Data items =
— begin —
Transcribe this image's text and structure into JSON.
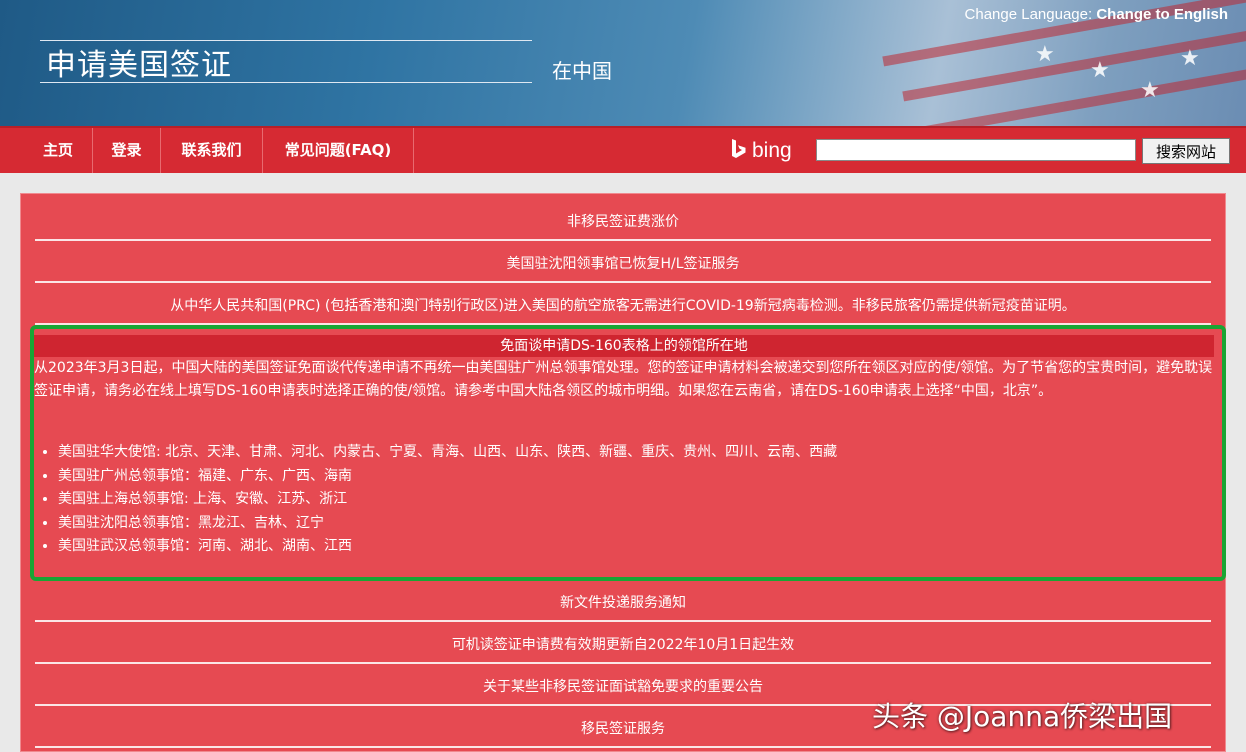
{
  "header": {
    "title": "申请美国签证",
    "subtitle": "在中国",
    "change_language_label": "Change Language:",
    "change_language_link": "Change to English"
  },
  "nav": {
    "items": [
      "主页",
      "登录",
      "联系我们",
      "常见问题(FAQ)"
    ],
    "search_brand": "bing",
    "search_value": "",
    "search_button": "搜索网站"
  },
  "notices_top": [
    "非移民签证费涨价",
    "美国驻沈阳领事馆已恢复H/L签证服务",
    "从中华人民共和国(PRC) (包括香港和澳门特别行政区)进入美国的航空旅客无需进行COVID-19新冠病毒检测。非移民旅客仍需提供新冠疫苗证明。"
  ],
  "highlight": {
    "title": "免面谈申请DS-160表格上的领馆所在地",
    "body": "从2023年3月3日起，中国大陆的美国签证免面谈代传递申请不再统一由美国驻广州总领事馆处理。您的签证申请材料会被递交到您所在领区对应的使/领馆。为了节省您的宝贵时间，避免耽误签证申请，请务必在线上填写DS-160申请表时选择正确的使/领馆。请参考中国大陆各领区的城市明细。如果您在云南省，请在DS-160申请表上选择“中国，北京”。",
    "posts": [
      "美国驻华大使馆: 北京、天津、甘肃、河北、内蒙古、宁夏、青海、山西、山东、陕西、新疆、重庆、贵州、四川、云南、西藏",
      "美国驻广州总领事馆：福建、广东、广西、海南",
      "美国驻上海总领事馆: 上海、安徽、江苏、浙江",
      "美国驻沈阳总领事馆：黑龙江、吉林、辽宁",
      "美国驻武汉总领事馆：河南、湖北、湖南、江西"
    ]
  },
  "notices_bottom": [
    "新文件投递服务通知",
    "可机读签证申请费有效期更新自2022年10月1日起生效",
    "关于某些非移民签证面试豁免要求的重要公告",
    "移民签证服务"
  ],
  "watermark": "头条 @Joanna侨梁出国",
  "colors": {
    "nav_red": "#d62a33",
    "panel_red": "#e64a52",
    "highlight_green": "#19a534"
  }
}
— end —
EXERCISE AIM = Every record must be copied exactly, with images dropped from the result.

TASK RESPONSE =
Transcribe this image's text and structure into JSON.
{
  "header": {
    "title": "申请美国签证",
    "subtitle": "在中国",
    "change_language_label": "Change Language:",
    "change_language_link": "Change to English"
  },
  "nav": {
    "items": [
      "主页",
      "登录",
      "联系我们",
      "常见问题(FAQ)"
    ],
    "search_brand": "bing",
    "search_value": "",
    "search_button": "搜索网站"
  },
  "notices_top": [
    "非移民签证费涨价",
    "美国驻沈阳领事馆已恢复H/L签证服务",
    "从中华人民共和国(PRC) (包括香港和澳门特别行政区)进入美国的航空旅客无需进行COVID-19新冠病毒检测。非移民旅客仍需提供新冠疫苗证明。"
  ],
  "highlight": {
    "title": "免面谈申请DS-160表格上的领馆所在地",
    "body": "从2023年3月3日起，中国大陆的美国签证免面谈代传递申请不再统一由美国驻广州总领事馆处理。您的签证申请材料会被递交到您所在领区对应的使/领馆。为了节省您的宝贵时间，避免耽误签证申请，请务必在线上填写DS-160申请表时选择正确的使/领馆。请参考中国大陆各领区的城市明细。如果您在云南省，请在DS-160申请表上选择“中国，北京”。",
    "posts": [
      "美国驻华大使馆: 北京、天津、甘肃、河北、内蒙古、宁夏、青海、山西、山东、陕西、新疆、重庆、贵州、四川、云南、西藏",
      "美国驻广州总领事馆：福建、广东、广西、海南",
      "美国驻上海总领事馆: 上海、安徽、江苏、浙江",
      "美国驻沈阳总领事馆：黑龙江、吉林、辽宁",
      "美国驻武汉总领事馆：河南、湖北、湖南、江西"
    ]
  },
  "notices_bottom": [
    "新文件投递服务通知",
    "可机读签证申请费有效期更新自2022年10月1日起生效",
    "关于某些非移民签证面试豁免要求的重要公告",
    "移民签证服务"
  ],
  "watermark": "头条 @Joanna侨梁出国",
  "colors": {
    "nav_red": "#d62a33",
    "panel_red": "#e64a52",
    "highlight_green": "#19a534"
  }
}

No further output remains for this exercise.